§ WRITTEN INSTRUCTION 1:
Output the passage of the patch from "At each extraction, we" up to and including "inverting the hash.", copied word for word.
* BEGIN DOCUMENT *
At each extraction, we change (poolbits / 16) + 32 bits in the pool,
or 96 bits in the case of the secondary pools. Thus, a brute-force
backtracking attack on the pool state is less difficult than breaking
the hash. In certain cases, this difficulty may be is reduced to 2^64
iterations.

Instead, hash the entire pool in one go, then feedback the whole hash
(160 bits) in one go. This will make backtracking at least as hard as
inverting the hash.

Signed-off-by: Matt Mackall <[EMAIL PROTECTED]>

diff -r 42aa9f950f97 -r 9569d3011032 drivers/char/random.c
--- a/drivers/char/random.c     Thu Jan 17 20:25:23 2008 -0600
+++ b/drivers/char/random.c     Thu Jan 17 20:25:23 2008 -0600
@@ -768,37 +768,35 @@
        int i;
        __u32 extract[16], hash[5], workspace[SHA_WORKSPACE_WORDS];
 
+       /* Generate a hash across the pool, 16 words (512 bits) at a time */
        sha_init(hash);
-       /*
-        * As we hash the pool, we mix intermediate values of
-        * the hash back into the pool.  This eliminates
-        * backtracking attacks (where the attacker knows
-        * the state of the pool plus the current outputs, and
-        * attempts to find previous ouputs), unless the hash
-        * function can be inverted.
-        */
-       for (i = 0; i < r->poolinfo->poolwords; i += 16) {
-               /* hash blocks of 16 words = 512 bits */
+       for (i = 0; i < r->poolinfo->poolwords; i += 16)
                sha_transform(hash, (__u8 *)(r->pool + i), workspace);
-               /* feed back portion of the resulting hash */
-               add_entropy_words(r, &hash[i % 5], 1);
-       }
 
        /*
-        * To avoid duplicates, we atomically extract a
-        * portion of the pool while mixing, and hash one
-        * final time.
* END DOCUMENT *
* BEGIN INPUT *
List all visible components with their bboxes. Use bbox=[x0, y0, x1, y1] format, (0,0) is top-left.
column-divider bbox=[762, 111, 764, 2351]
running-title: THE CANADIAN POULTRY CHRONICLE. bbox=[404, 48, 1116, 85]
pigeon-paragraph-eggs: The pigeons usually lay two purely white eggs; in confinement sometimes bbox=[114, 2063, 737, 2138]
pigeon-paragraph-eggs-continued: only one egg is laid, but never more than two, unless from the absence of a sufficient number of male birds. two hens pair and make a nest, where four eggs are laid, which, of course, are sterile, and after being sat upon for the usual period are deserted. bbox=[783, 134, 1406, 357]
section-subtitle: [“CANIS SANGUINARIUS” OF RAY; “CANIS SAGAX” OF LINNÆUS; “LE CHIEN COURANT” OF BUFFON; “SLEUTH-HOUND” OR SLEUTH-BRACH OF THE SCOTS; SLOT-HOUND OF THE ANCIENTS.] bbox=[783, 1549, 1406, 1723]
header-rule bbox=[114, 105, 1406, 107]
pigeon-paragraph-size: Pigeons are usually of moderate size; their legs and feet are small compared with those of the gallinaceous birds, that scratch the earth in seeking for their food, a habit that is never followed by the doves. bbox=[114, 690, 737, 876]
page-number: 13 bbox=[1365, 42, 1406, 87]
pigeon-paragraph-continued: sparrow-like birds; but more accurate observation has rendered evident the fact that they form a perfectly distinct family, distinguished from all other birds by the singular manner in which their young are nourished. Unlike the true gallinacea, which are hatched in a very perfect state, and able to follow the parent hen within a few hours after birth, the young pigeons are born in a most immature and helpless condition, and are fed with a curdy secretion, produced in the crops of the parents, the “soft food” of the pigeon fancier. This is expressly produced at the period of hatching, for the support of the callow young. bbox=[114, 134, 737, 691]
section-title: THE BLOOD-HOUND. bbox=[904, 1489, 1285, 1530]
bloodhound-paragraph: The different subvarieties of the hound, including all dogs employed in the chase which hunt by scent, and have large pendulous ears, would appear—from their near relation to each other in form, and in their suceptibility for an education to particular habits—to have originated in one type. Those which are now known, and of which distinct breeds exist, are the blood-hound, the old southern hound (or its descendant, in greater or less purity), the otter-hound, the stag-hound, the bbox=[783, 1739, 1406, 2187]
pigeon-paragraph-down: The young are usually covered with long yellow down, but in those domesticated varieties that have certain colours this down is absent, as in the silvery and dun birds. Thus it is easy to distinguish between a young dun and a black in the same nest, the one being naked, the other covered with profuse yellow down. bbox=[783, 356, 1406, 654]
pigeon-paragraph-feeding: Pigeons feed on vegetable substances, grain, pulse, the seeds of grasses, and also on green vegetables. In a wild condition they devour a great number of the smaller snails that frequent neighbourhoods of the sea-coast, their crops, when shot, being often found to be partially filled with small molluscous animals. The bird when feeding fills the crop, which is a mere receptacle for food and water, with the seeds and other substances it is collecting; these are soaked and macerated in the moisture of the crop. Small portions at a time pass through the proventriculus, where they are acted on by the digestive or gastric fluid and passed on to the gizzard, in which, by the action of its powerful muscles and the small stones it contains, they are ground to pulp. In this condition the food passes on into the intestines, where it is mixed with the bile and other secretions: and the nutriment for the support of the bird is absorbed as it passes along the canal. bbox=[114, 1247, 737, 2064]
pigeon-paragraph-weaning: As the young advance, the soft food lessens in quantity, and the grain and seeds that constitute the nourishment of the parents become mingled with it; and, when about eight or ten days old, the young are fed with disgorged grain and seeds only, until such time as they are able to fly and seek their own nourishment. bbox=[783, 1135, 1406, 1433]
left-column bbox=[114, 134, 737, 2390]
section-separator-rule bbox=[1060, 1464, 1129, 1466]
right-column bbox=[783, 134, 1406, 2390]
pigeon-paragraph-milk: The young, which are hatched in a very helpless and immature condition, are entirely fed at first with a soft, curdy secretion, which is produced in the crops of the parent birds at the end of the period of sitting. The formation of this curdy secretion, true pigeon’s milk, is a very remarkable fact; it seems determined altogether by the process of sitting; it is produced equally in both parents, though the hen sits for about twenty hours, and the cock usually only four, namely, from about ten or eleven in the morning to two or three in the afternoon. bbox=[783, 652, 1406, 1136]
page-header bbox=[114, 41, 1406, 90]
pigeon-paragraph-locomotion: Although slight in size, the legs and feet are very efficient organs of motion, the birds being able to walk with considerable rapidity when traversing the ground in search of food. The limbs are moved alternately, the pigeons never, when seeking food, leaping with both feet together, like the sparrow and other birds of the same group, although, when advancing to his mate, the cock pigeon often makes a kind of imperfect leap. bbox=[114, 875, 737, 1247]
* END INPUT *
§ WRITTEN INSTRUCTION 2:
Rewrite the listing from its first line up to and including the line with "running-title: THE CANADIAN", putting "shown" in place of "visible" and leaving everything else unchanged. Return only those lines.

§ OUTPUT 1:
At each extraction, we change (poolbits / 16) + 32 bits in the pool,
or 96 bits in the case of the secondary pools. Thus, a brute-force
backtracking attack on the pool state is less difficult than breaking
the hash. In certain cases, this difficulty may be is reduced to 2^64
iterations.

Instead, hash the entire pool in one go, then feedback the whole hash
(160 bits) in one go. This will make backtracking at least as hard as
inverting the hash.

§ OUTPUT 2:
List all shown components with their bboxes. Use bbox=[x0, y0, x1, y1] format, (0,0) is top-left.
column-divider bbox=[762, 111, 764, 2351]
running-title: THE CANADIAN POULTRY CHRONICLE. bbox=[404, 48, 1116, 85]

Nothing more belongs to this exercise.